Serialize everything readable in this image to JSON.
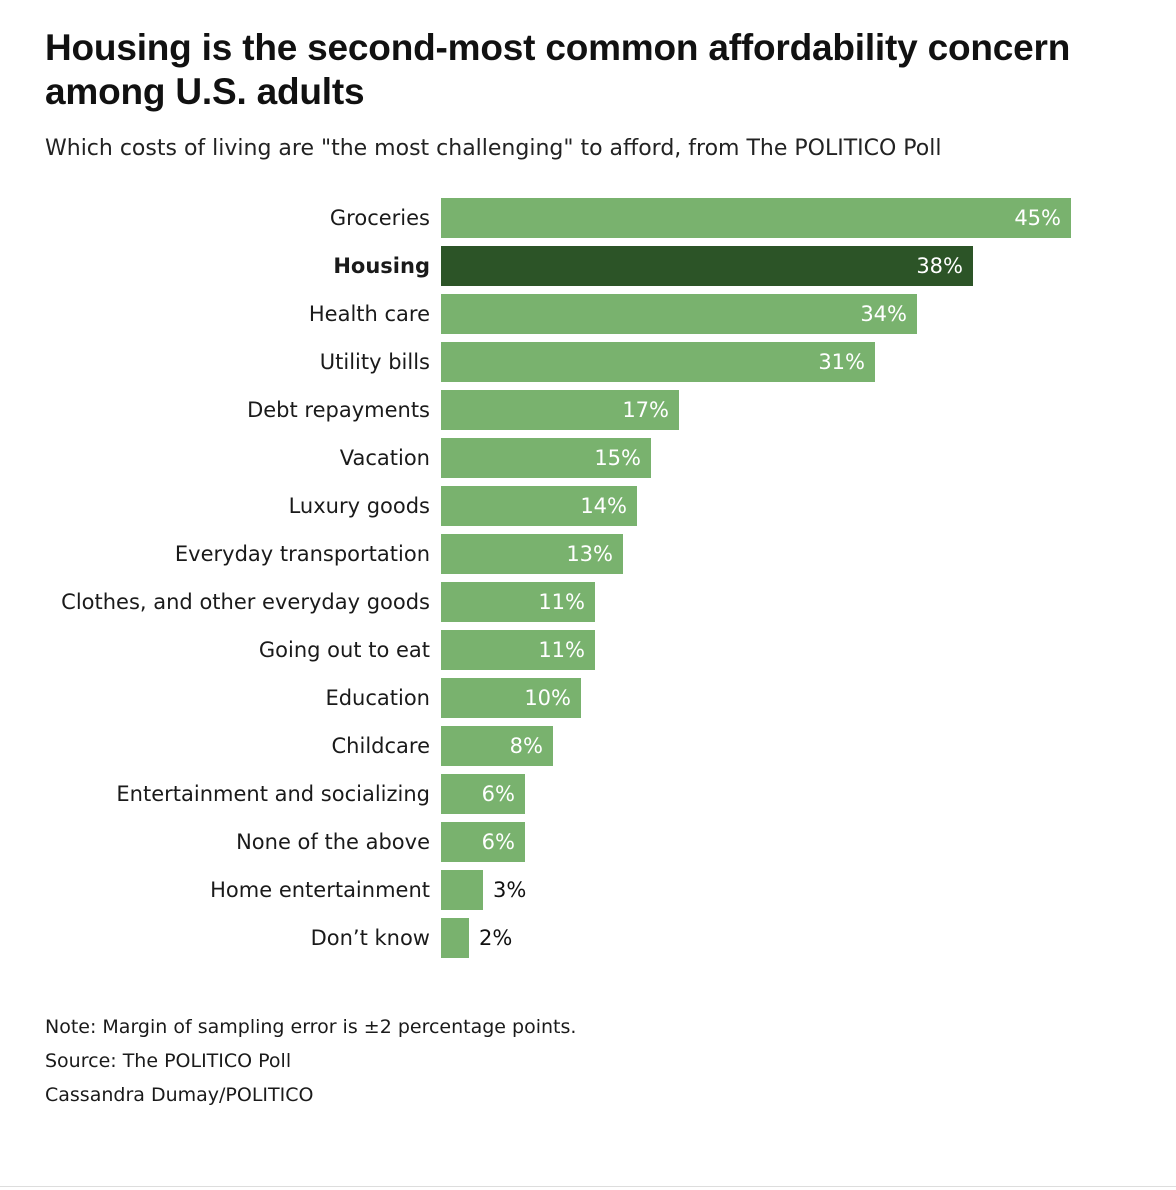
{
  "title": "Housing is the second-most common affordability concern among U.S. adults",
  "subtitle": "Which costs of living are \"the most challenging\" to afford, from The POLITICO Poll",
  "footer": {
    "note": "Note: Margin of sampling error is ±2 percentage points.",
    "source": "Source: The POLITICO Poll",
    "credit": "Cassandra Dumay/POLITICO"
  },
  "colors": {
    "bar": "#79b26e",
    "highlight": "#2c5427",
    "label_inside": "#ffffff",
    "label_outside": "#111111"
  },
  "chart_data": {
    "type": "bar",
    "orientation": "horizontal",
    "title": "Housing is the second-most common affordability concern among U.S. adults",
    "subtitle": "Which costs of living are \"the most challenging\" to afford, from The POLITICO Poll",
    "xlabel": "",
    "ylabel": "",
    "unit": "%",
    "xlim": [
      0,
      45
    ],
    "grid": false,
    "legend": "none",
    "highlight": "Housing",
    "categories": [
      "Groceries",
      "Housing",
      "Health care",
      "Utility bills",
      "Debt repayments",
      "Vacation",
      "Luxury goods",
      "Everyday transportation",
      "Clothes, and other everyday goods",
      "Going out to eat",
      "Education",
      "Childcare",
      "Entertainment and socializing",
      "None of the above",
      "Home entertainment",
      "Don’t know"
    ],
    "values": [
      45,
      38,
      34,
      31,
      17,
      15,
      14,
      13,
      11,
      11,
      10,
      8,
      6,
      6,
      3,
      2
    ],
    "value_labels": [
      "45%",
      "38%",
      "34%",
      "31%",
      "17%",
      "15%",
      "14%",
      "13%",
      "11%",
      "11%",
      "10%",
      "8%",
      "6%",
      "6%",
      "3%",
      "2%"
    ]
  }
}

Written exercise
Except for the pictures, reproduce every line exactly.

Solved exercise
Serialize everything readable in this image to JSON.
{
  "title": "Housing is the second-most common affordability concern among U.S. adults",
  "subtitle": "Which costs of living are \"the most challenging\" to afford, from The POLITICO Poll",
  "footer": {
    "note": "Note: Margin of sampling error is ±2 percentage points.",
    "source": "Source: The POLITICO Poll",
    "credit": "Cassandra Dumay/POLITICO"
  },
  "colors": {
    "bar": "#79b26e",
    "highlight": "#2c5427",
    "label_inside": "#ffffff",
    "label_outside": "#111111"
  },
  "chart_data": {
    "type": "bar",
    "orientation": "horizontal",
    "title": "Housing is the second-most common affordability concern among U.S. adults",
    "subtitle": "Which costs of living are \"the most challenging\" to afford, from The POLITICO Poll",
    "xlabel": "",
    "ylabel": "",
    "unit": "%",
    "xlim": [
      0,
      45
    ],
    "grid": false,
    "legend": "none",
    "highlight": "Housing",
    "categories": [
      "Groceries",
      "Housing",
      "Health care",
      "Utility bills",
      "Debt repayments",
      "Vacation",
      "Luxury goods",
      "Everyday transportation",
      "Clothes, and other everyday goods",
      "Going out to eat",
      "Education",
      "Childcare",
      "Entertainment and socializing",
      "None of the above",
      "Home entertainment",
      "Don’t know"
    ],
    "values": [
      45,
      38,
      34,
      31,
      17,
      15,
      14,
      13,
      11,
      11,
      10,
      8,
      6,
      6,
      3,
      2
    ],
    "value_labels": [
      "45%",
      "38%",
      "34%",
      "31%",
      "17%",
      "15%",
      "14%",
      "13%",
      "11%",
      "11%",
      "10%",
      "8%",
      "6%",
      "6%",
      "3%",
      "2%"
    ]
  }
}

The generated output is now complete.